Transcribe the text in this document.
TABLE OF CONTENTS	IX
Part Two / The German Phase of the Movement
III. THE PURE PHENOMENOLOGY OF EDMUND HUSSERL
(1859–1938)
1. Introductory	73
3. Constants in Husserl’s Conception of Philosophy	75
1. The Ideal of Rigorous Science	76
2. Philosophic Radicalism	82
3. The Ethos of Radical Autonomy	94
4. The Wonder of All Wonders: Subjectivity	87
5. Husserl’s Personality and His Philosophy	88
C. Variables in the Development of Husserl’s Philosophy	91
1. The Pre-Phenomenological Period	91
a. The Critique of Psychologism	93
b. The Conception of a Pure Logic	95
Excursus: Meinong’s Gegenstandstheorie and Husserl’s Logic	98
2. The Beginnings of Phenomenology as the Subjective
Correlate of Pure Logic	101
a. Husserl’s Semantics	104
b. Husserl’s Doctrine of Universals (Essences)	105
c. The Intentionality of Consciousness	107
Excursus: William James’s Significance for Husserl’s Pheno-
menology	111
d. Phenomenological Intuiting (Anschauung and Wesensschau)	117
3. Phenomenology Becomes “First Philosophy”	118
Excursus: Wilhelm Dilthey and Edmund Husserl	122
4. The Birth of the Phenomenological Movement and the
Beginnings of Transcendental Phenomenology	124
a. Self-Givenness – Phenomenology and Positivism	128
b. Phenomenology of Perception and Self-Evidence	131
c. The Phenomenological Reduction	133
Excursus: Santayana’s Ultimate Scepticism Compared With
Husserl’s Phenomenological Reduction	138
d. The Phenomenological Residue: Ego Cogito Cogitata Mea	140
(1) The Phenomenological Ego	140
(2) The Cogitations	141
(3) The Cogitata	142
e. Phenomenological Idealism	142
──────────
Give back the whole listing exactly as it reads.

Transcribe the text in this document.
TABLE OF CONTENTS	IX
Part Two / The German Phase of the Movement
III. THE PURE PHENOMENOLOGY OF EDMUND HUSSERL
(1859–1938)
1. Introductory	73
3. Constants in Husserl’s Conception of Philosophy	75
1. The Ideal of Rigorous Science	76
2. Philosophic Radicalism	82
3. The Ethos of Radical Autonomy	94
4. The Wonder of All Wonders: Subjectivity	87
5. Husserl’s Personality and His Philosophy	88
C. Variables in the Development of Husserl’s Philosophy	91
1. The Pre-Phenomenological Period	91
a. The Critique of Psychologism	93
b. The Conception of a Pure Logic	95
Excursus: Meinong’s Gegenstandstheorie and Husserl’s Logic	98
2. The Beginnings of Phenomenology as the Subjective
Correlate of Pure Logic	101
a. Husserl’s Semantics	104
b. Husserl’s Doctrine of Universals (Essences)	105
c. The Intentionality of Consciousness	107
Excursus: William James’s Significance for Husserl’s Pheno-
menology	111
d. Phenomenological Intuiting (Anschauung and Wesensschau)	117
3. Phenomenology Becomes “First Philosophy”	118
Excursus: Wilhelm Dilthey and Edmund Husserl	122
4. The Birth of the Phenomenological Movement and the
Beginnings of Transcendental Phenomenology	124
a. Self-Givenness – Phenomenology and Positivism	128
b. Phenomenology of Perception and Self-Evidence	131
c. The Phenomenological Reduction	133
Excursus: Santayana’s Ultimate Scepticism Compared With
Husserl’s Phenomenological Reduction	138
d. The Phenomenological Residue: Ego Cogito Cogitata Mea	140
(1) The Phenomenological Ego	140
(2) The Cogitations	141
(3) The Cogitata	142
e. Phenomenological Idealism	142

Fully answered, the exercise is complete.